Each entry in the listing below should be restated word for word.

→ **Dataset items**
╭──

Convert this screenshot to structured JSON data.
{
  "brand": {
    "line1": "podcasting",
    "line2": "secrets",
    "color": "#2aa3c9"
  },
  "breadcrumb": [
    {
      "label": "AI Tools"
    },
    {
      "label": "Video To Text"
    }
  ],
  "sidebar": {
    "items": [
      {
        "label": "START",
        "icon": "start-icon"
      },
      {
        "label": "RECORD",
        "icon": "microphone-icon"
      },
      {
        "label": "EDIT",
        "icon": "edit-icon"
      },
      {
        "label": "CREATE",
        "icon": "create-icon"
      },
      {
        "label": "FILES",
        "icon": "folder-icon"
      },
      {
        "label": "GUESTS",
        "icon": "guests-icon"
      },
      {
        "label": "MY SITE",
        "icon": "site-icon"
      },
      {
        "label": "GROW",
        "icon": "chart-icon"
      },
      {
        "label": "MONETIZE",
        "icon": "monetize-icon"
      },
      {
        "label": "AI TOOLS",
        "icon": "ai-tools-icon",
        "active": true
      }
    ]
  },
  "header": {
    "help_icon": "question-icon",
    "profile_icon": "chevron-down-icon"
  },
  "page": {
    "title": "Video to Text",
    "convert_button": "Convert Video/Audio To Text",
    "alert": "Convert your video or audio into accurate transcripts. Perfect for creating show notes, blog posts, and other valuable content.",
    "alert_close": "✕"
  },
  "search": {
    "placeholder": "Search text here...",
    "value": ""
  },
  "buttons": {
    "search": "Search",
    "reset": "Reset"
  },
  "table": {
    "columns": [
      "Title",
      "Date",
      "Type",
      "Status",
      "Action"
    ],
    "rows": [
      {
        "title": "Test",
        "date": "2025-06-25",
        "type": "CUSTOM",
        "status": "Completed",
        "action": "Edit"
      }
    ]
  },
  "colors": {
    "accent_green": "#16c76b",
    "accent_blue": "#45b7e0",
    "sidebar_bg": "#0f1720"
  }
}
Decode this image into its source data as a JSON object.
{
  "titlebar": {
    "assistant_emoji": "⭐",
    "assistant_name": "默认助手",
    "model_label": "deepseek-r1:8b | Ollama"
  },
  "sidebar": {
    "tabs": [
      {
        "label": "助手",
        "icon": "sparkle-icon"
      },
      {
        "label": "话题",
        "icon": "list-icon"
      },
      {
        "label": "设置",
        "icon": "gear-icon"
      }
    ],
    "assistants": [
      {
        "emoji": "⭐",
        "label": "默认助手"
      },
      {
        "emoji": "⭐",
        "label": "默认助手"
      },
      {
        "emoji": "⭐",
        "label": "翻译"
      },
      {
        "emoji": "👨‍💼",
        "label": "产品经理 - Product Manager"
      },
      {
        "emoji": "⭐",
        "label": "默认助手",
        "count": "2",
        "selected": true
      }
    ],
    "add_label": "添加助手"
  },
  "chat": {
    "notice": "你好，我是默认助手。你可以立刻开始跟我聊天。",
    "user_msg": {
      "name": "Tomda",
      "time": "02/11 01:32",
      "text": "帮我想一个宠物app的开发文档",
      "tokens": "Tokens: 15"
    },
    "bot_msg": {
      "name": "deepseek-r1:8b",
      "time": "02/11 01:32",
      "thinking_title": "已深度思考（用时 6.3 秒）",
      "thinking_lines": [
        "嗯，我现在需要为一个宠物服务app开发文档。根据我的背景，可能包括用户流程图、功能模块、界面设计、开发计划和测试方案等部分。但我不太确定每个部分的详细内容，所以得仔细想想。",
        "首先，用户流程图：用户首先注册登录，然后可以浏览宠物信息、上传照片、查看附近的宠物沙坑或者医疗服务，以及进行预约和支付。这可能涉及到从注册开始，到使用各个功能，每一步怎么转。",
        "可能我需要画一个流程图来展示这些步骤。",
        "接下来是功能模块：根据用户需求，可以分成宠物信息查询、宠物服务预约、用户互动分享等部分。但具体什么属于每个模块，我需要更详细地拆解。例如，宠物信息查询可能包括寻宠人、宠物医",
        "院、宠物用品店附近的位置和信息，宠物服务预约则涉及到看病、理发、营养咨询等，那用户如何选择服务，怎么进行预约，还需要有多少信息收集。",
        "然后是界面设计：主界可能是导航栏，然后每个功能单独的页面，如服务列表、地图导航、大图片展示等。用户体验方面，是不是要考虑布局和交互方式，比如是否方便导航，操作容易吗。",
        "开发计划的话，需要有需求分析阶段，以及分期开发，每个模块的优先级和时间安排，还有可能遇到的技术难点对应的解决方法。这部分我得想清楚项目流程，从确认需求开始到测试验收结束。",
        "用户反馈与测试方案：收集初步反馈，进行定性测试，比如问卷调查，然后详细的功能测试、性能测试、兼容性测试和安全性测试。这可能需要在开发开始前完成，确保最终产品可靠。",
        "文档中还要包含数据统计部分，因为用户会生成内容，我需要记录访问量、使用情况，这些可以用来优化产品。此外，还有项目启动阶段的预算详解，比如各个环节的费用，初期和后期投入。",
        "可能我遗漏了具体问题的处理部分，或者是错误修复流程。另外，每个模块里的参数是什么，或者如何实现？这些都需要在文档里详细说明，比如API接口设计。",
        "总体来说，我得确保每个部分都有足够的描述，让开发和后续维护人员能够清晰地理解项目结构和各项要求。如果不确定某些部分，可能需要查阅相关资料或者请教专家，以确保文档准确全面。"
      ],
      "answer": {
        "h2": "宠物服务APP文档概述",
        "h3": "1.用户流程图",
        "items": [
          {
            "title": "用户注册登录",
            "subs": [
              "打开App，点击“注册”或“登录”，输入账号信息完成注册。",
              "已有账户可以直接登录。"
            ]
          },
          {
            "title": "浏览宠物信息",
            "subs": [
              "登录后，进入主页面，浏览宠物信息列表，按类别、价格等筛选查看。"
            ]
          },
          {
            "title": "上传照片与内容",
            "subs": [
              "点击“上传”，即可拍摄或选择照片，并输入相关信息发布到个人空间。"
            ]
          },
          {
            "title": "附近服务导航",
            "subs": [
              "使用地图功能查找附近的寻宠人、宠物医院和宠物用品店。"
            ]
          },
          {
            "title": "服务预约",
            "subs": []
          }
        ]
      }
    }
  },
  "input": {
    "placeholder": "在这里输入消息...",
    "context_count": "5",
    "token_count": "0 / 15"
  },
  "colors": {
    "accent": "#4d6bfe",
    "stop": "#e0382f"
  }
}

╰──

→ **RESPONSE FOR THIS EXERCISE**
Convert this screenshot to structured JSON data.
{
  "brand": {
    "line1": "podcasting",
    "line2": "secrets",
    "color": "#2aa3c9"
  },
  "breadcrumb": [
    {
      "label": "AI Tools"
    },
    {
      "label": "Video To Text"
    }
  ],
  "sidebar": {
    "items": [
      {
        "label": "START",
        "icon": "start-icon"
      },
      {
        "label": "RECORD",
        "icon": "microphone-icon"
      },
      {
        "label": "EDIT",
        "icon": "edit-icon"
      },
      {
        "label": "CREATE",
        "icon": "create-icon"
      },
      {
        "label": "FILES",
        "icon": "folder-icon"
      },
      {
        "label": "GUESTS",
        "icon": "guests-icon"
      },
      {
        "label": "MY SITE",
        "icon": "site-icon"
      },
      {
        "label": "GROW",
        "icon": "chart-icon"
      },
      {
        "label": "MONETIZE",
        "icon": "monetize-icon"
      },
      {
        "label": "AI TOOLS",
        "icon": "ai-tools-icon",
        "active": true
      }
    ]
  },
  "header": {
    "help_icon": "question-icon",
    "profile_icon": "chevron-down-icon"
  },
  "page": {
    "title": "Video to Text",
    "convert_button": "Convert Video/Audio To Text",
    "alert": "Convert your video or audio into accurate transcripts. Perfect for creating show notes, blog posts, and other valuable content.",
    "alert_close": "✕"
  },
  "search": {
    "placeholder": "Search text here...",
    "value": ""
  },
  "buttons": {
    "search": "Search",
    "reset": "Reset"
  },
  "table": {
    "columns": [
      "Title",
      "Date",
      "Type",
      "Status",
      "Action"
    ],
    "rows": [
      {
        "title": "Test",
        "date": "2025-06-25",
        "type": "CUSTOM",
        "status": "Completed",
        "action": "Edit"
      }
    ]
  },
  "colors": {
    "accent_green": "#16c76b",
    "accent_blue": "#45b7e0",
    "sidebar_bg": "#0f1720"
  }
}
Decode this image into its source data as a JSON object.
{
  "titlebar": {
    "assistant_emoji": "⭐",
    "assistant_name": "默认助手",
    "model_label": "deepseek-r1:8b | Ollama"
  },
  "sidebar": {
    "tabs": [
      {
        "label": "助手",
        "icon": "sparkle-icon"
      },
      {
        "label": "话题",
        "icon": "list-icon"
      },
      {
        "label": "设置",
        "icon": "gear-icon"
      }
    ],
    "assistants": [
      {
        "emoji": "⭐",
        "label": "默认助手"
      },
      {
        "emoji": "⭐",
        "label": "默认助手"
      },
      {
        "emoji": "⭐",
        "label": "翻译"
      },
      {
        "emoji": "👨‍💼",
        "label": "产品经理 - Product Manager"
      },
      {
        "emoji": "⭐",
        "label": "默认助手",
        "count": "2",
        "selected": true
      }
    ],
    "add_label": "添加助手"
  },
  "chat": {
    "notice": "你好，我是默认助手。你可以立刻开始跟我聊天。",
    "user_msg": {
      "name": "Tomda",
      "time": "02/11 01:32",
      "text": "帮我想一个宠物app的开发文档",
      "tokens": "Tokens: 15"
    },
    "bot_msg": {
      "name": "deepseek-r1:8b",
      "time": "02/11 01:32",
      "thinking_title": "已深度思考（用时 6.3 秒）",
      "thinking_lines": [
        "嗯，我现在需要为一个宠物服务app开发文档。根据我的背景，可能包括用户流程图、功能模块、界面设计、开发计划和测试方案等部分。但我不太确定每个部分的详细内容，所以得仔细想想。",
        "首先，用户流程图：用户首先注册登录，然后可以浏览宠物信息、上传照片、查看附近的宠物沙坑或者医疗服务，以及进行预约和支付。这可能涉及到从注册开始，到使用各个功能，每一步怎么转。",
        "可能我需要画一个流程图来展示这些步骤。",
        "接下来是功能模块：根据用户需求，可以分成宠物信息查询、宠物服务预约、用户互动分享等部分。但具体什么属于每个模块，我需要更详细地拆解。例如，宠物信息查询可能包括寻宠人、宠物医",
        "院、宠物用品店附近的位置和信息，宠物服务预约则涉及到看病、理发、营养咨询等，那用户如何选择服务，怎么进行预约，还需要有多少信息收集。",
        "然后是界面设计：主界可能是导航栏，然后每个功能单独的页面，如服务列表、地图导航、大图片展示等。用户体验方面，是不是要考虑布局和交互方式，比如是否方便导航，操作容易吗。",
        "开发计划的话，需要有需求分析阶段，以及分期开发，每个模块的优先级和时间安排，还有可能遇到的技术难点对应的解决方法。这部分我得想清楚项目流程，从确认需求开始到测试验收结束。",
        "用户反馈与测试方案：收集初步反馈，进行定性测试，比如问卷调查，然后详细的功能测试、性能测试、兼容性测试和安全性测试。这可能需要在开发开始前完成，确保最终产品可靠。",
        "文档中还要包含数据统计部分，因为用户会生成内容，我需要记录访问量、使用情况，这些可以用来优化产品。此外，还有项目启动阶段的预算详解，比如各个环节的费用，初期和后期投入。",
        "可能我遗漏了具体问题的处理部分，或者是错误修复流程。另外，每个模块里的参数是什么，或者如何实现？这些都需要在文档里详细说明，比如API接口设计。",
        "总体来说，我得确保每个部分都有足够的描述，让开发和后续维护人员能够清晰地理解项目结构和各项要求。如果不确定某些部分，可能需要查阅相关资料或者请教专家，以确保文档准确全面。"
      ],
      "answer": {
        "h2": "宠物服务APP文档概述",
        "h3": "1.用户流程图",
        "items": [
          {
            "title": "用户注册登录",
            "subs": [
              "打开App，点击“注册”或“登录”，输入账号信息完成注册。",
              "已有账户可以直接登录。"
            ]
          },
          {
            "title": "浏览宠物信息",
            "subs": [
              "登录后，进入主页面，浏览宠物信息列表，按类别、价格等筛选查看。"
            ]
          },
          {
            "title": "上传照片与内容",
            "subs": [
              "点击“上传”，即可拍摄或选择照片，并输入相关信息发布到个人空间。"
            ]
          },
          {
            "title": "附近服务导航",
            "subs": [
              "使用地图功能查找附近的寻宠人、宠物医院和宠物用品店。"
            ]
          },
          {
            "title": "服务预约",
            "subs": []
          }
        ]
      }
    }
  },
  "input": {
    "placeholder": "在这里输入消息...",
    "context_count": "5",
    "token_count": "0 / 15"
  },
  "colors": {
    "accent": "#4d6bfe",
    "stop": "#e0382f"
  }
}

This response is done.